Exercise directions » Check each line of the data below for the word "Osun", then extract the ones that have it.

[Some records]
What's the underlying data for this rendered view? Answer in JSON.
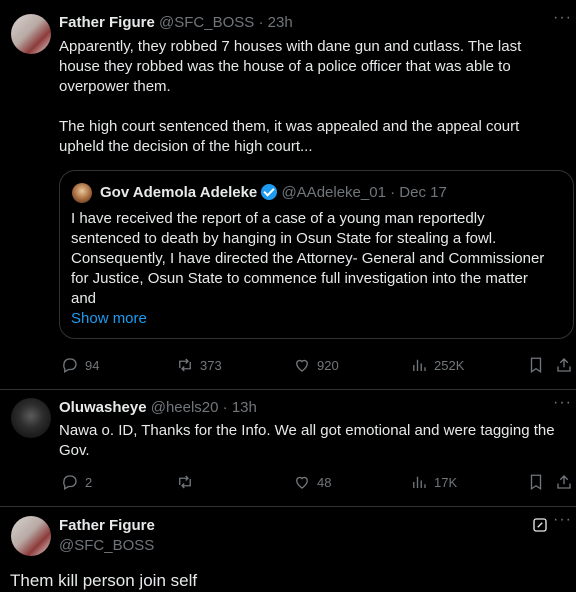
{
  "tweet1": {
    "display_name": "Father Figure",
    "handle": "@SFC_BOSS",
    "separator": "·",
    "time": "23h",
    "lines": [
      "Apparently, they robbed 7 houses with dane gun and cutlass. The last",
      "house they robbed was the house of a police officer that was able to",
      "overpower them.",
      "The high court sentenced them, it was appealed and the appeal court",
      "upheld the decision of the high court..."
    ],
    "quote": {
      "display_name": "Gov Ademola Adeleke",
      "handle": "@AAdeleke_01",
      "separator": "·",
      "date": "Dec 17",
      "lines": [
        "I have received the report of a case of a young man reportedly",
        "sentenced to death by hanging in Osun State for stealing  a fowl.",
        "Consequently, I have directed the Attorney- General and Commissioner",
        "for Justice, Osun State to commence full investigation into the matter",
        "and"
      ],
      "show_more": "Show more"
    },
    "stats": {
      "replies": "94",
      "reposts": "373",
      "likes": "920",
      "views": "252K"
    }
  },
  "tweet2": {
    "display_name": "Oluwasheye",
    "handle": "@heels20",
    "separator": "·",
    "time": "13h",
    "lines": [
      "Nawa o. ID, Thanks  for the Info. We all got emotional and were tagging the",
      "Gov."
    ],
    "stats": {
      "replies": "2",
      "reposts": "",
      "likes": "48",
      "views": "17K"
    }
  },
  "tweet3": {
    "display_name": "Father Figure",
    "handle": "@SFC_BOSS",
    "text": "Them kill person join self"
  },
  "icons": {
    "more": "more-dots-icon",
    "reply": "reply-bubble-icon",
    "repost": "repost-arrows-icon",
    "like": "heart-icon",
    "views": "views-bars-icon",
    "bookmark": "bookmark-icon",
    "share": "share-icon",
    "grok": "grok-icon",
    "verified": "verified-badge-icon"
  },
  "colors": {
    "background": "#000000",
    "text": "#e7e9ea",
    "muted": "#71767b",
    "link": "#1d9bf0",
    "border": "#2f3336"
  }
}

...

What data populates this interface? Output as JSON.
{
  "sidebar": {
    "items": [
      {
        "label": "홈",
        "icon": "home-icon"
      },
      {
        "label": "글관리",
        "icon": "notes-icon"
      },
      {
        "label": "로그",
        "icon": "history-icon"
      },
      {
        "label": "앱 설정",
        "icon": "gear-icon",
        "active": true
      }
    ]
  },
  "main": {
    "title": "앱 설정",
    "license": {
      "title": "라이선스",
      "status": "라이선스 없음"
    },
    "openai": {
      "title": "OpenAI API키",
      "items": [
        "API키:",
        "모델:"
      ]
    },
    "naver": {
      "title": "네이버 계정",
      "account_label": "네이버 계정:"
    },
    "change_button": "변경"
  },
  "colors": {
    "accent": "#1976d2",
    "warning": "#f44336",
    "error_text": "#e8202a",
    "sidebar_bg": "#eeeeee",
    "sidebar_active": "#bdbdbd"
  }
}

Written reply »
        "sentenced to death by hanging in Osun State for stealing  a fowl.",
        "for Justice, Osun State to commence full investigation into the matter",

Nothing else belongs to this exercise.